Written exercise:
In the material below, find each line holding the string "late" and copy it.

⟨

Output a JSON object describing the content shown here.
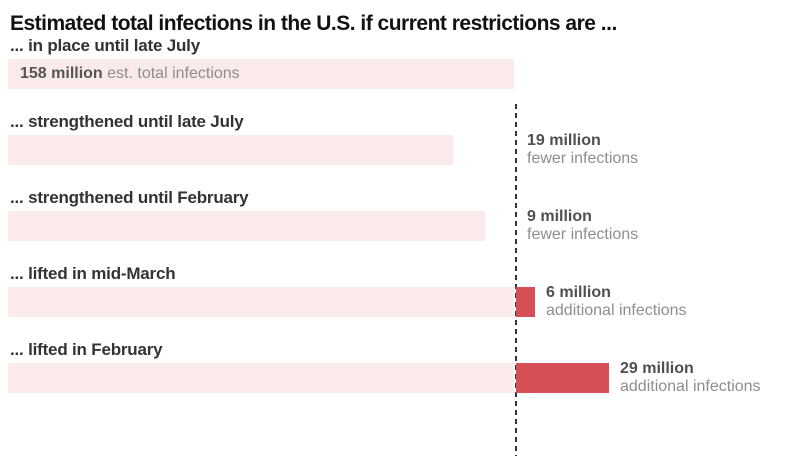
{
  "chart_data": {
    "type": "bar",
    "title": "Estimated total infections in the U.S. if current restrictions are ...",
    "unit": "millions of estimated infections",
    "baseline": {
      "value": 158,
      "marker": "dashed-line-at-158-million"
    },
    "categories": [
      "... in place until late July",
      "... strengthened until late July",
      "... strengthened until February",
      "... lifted in mid-March",
      "... lifted in February"
    ],
    "values": [
      158,
      139,
      149,
      164,
      187
    ],
    "deltas_vs_baseline": [
      0,
      -19,
      -9,
      6,
      29
    ],
    "rows": [
      {
        "label": "... in place until late July",
        "total": 158,
        "delta": 0,
        "bar_label_bold": "158 million",
        "bar_label_rest": "est. total infections"
      },
      {
        "label": "... strengthened until late July",
        "total": 139,
        "delta": -19,
        "note_bold": "19 million",
        "note_rest": "fewer infections"
      },
      {
        "label": "... strengthened until February",
        "total": 149,
        "delta": -9,
        "note_bold": "9 million",
        "note_rest": "fewer infections"
      },
      {
        "label": "... lifted in mid-March",
        "total": 164,
        "delta": 6,
        "note_bold": "6 million",
        "note_rest": "additional infections"
      },
      {
        "label": "... lifted in February",
        "total": 187,
        "delta": 29,
        "note_bold": "29 million",
        "note_rest": "additional infections"
      }
    ],
    "colors": {
      "bar": "#faeaea",
      "additional": "#d55056",
      "dashed_line": "#333333",
      "title_text": "#121212",
      "label_text": "#333333",
      "value_bold_text": "#4f4f4f",
      "value_muted_text": "#8e8e8e"
    },
    "layout": {
      "orientation": "horizontal",
      "grid": false,
      "legend": false,
      "xlim_millions": [
        0,
        243
      ]
    }
  }
}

⟩

Result:
      "... in place until late July",
      "... strengthened until late July",
        "label": "... in place until late July",
        "label": "... strengthened until late July",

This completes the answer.